* **Description of the task**
Extract every line of the material below and reproduce it faithfully.

== Material to process

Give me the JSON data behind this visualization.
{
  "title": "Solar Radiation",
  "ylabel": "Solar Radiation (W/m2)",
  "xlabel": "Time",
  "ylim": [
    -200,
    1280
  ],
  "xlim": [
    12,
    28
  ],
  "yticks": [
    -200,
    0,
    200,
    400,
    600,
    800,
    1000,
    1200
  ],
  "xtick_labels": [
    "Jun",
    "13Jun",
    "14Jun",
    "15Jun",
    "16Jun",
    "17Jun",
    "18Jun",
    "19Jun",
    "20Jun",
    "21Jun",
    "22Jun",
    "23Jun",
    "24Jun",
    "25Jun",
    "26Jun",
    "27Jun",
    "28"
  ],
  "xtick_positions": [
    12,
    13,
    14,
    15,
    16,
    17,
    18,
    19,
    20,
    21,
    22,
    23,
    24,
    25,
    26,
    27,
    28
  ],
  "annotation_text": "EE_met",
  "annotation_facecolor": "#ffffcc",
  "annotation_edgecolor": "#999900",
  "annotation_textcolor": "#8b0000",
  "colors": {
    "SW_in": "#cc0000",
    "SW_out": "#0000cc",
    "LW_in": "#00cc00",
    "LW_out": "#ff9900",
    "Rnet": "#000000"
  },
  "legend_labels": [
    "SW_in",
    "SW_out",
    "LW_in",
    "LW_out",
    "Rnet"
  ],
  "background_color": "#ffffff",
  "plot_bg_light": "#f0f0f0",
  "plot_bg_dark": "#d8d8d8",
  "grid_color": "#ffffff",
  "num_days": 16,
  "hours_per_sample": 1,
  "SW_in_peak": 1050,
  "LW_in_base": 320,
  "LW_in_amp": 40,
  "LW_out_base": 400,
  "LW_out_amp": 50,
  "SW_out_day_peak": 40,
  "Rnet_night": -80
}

====

* **Task response**
Give me the JSON data behind this visualization.
{
  "title": "Solar Radiation",
  "ylabel": "Solar Radiation (W/m2)",
  "xlabel": "Time",
  "ylim": [
    -200,
    1280
  ],
  "xlim": [
    12,
    28
  ],
  "yticks": [
    -200,
    0,
    200,
    400,
    600,
    800,
    1000,
    1200
  ],
  "xtick_labels": [
    "Jun",
    "13Jun",
    "14Jun",
    "15Jun",
    "16Jun",
    "17Jun",
    "18Jun",
    "19Jun",
    "20Jun",
    "21Jun",
    "22Jun",
    "23Jun",
    "24Jun",
    "25Jun",
    "26Jun",
    "27Jun",
    "28"
  ],
  "xtick_positions": [
    12,
    13,
    14,
    15,
    16,
    17,
    18,
    19,
    20,
    21,
    22,
    23,
    24,
    25,
    26,
    27,
    28
  ],
  "annotation_text": "EE_met",
  "annotation_facecolor": "#ffffcc",
  "annotation_edgecolor": "#999900",
  "annotation_textcolor": "#8b0000",
  "colors": {
    "SW_in": "#cc0000",
    "SW_out": "#0000cc",
    "LW_in": "#00cc00",
    "LW_out": "#ff9900",
    "Rnet": "#000000"
  },
  "legend_labels": [
    "SW_in",
    "SW_out",
    "LW_in",
    "LW_out",
    "Rnet"
  ],
  "background_color": "#ffffff",
  "plot_bg_light": "#f0f0f0",
  "plot_bg_dark": "#d8d8d8",
  "grid_color": "#ffffff",
  "num_days": 16,
  "hours_per_sample": 1,
  "SW_in_peak": 1050,
  "LW_in_base": 320,
  "LW_in_amp": 40,
  "LW_out_base": 400,
  "LW_out_amp": 50,
  "SW_out_day_peak": 40,
  "Rnet_night": -80
}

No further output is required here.